## Extracted data entries:
begin
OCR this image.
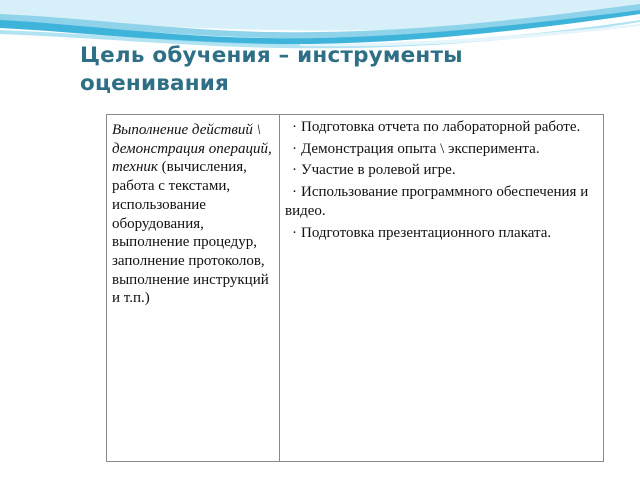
Цель обучения – инструменты оценивания
Выполнение действий \ демонстрация операций, техник (вычисления, работа с текстами, использование оборудования, выполнение процедур, заполнение протоколов, выполнение инструкций и т.п.)
· Подготовка отчета по лабораторной работе.
· Демонстрация опыта \ эксперимента.
· Участие в ролевой игре.
· Использование программного обеспечения и видео.
· Подготовка презентационного плаката.
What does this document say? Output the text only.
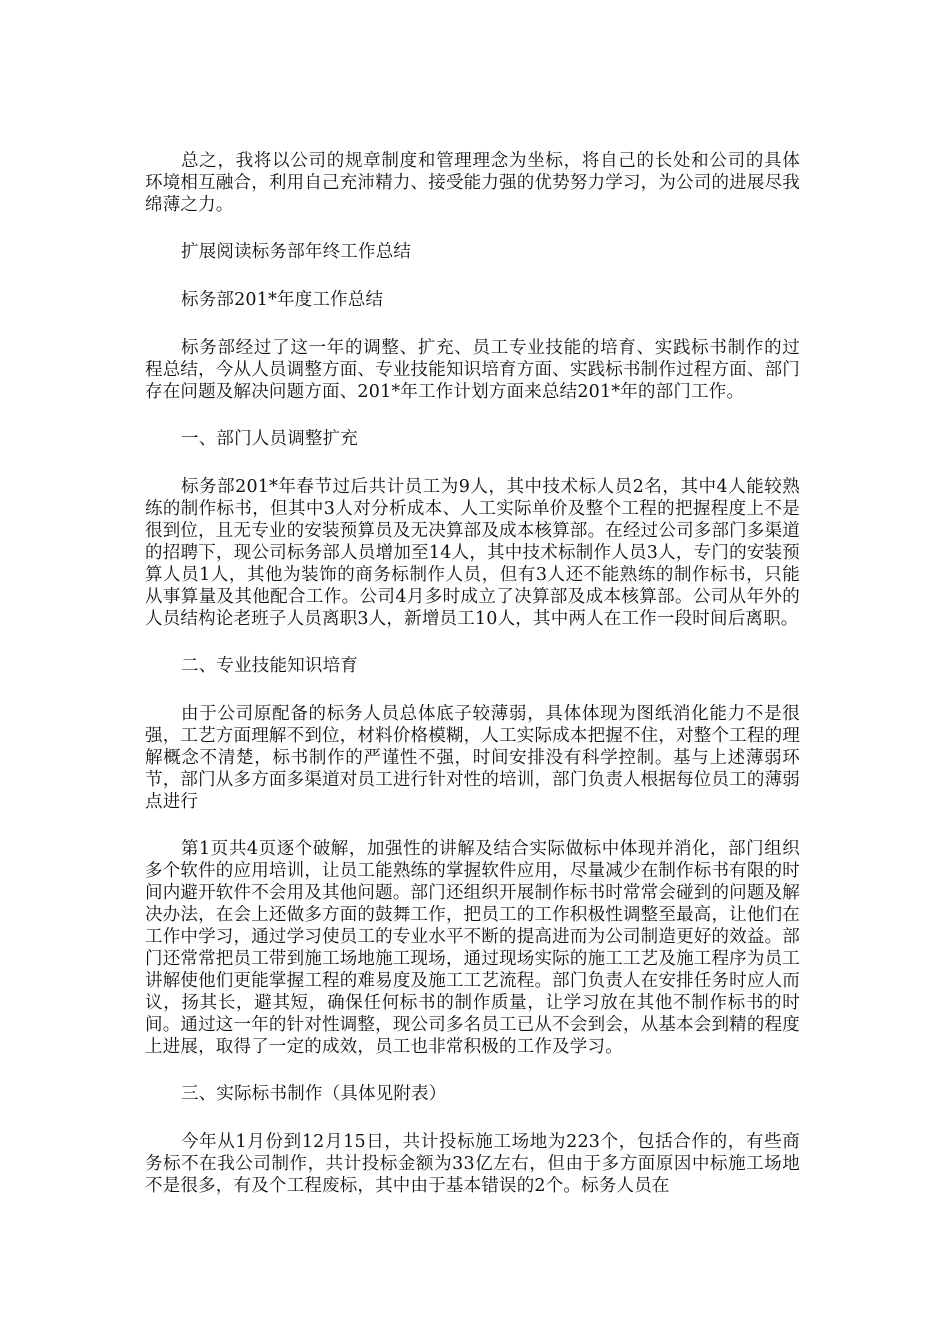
总之，我将以公司的规章制度和管理理念为坐标，将自己的长处和公司的具体环境相互融合，利用自己充沛精力、接受能力强的优势努力学习，为公司的进展尽我绵薄之力。

扩展阅读标务部年终工作总结

标务部201*年度工作总结

标务部经过了这一年的调整、扩充、员工专业技能的培育、实践标书制作的过程总结，今从人员调整方面、专业技能知识培育方面、实践标书制作过程方面、部门存在问题及解决问题方面、201*年工作计划方面来总结201*年的部门工作。

一、部门人员调整扩充

标务部201*年春节过后共计员工为9人，其中技术标人员2名，其中4人能较熟练的制作标书，但其中3人对分析成本、人工实际单价及整个工程的把握程度上不是很到位，且无专业的安装预算员及无决算部及成本核算部。在经过公司多部门多渠道的招聘下，现公司标务部人员增加至14人，其中技术标制作人员3人，专门的安装预算人员1人，其他为装饰的商务标制作人员，但有3人还不能熟练的制作标书，只能从事算量及其他配合工作。公司4月多时成立了决算部及成本核算部。公司从年外的人员结构论老班子人员离职3人，新增员工10人，其中两人在工作一段时间后离职。

二、专业技能知识培育

由于公司原配备的标务人员总体底子较薄弱，具体体现为图纸消化能力不是很强，工艺方面理解不到位，材料价格模糊，人工实际成本把握不住，对整个工程的理解概念不清楚，标书制作的严谨性不强，时间安排没有科学控制。基与上述薄弱环节，部门从多方面多渠道对员工进行针对性的培训，部门负责人根据每位员工的薄弱点进行

第1页共4页逐个破解，加强性的讲解及结合实际做标中体现并消化，部门组织多个软件的应用培训，让员工能熟练的掌握软件应用，尽量减少在制作标书有限的时间内避开软件不会用及其他问题。部门还组织开展制作标书时常常会碰到的问题及解决办法，在会上还做多方面的鼓舞工作，把员工的工作积极性调整至最高，让他们在工作中学习，通过学习使员工的专业水平不断的提高进而为公司制造更好的效益。部门还常常把员工带到施工场地施工现场，通过现场实际的施工工艺及施工程序为员工讲解使他们更能掌握工程的难易度及施工工艺流程。部门负责人在安排任务时应人而议，扬其长，避其短，确保任何标书的制作质量，让学习放在其他不制作标书的时间。通过这一年的针对性调整，现公司多名员工已从不会到会，从基本会到精的程度上进展，取得了一定的成效，员工也非常积极的工作及学习。

三、实际标书制作（具体见附表）

今年从1月份到12月15日，共计投标施工场地为223个，包括合作的，有些商务标不在我公司制作，共计投标金额为33亿左右，但由于多方面原因中标施工场地不是很多，有及个工程废标，其中由于基本错误的2个。标务人员在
end
## What is needed:
Which lines hold the string "Подготовка"? Copy all of them from the data above.

## Answer for the task:
· Подготовка отчета по лабораторной работе.
· Подготовка презентационного плаката.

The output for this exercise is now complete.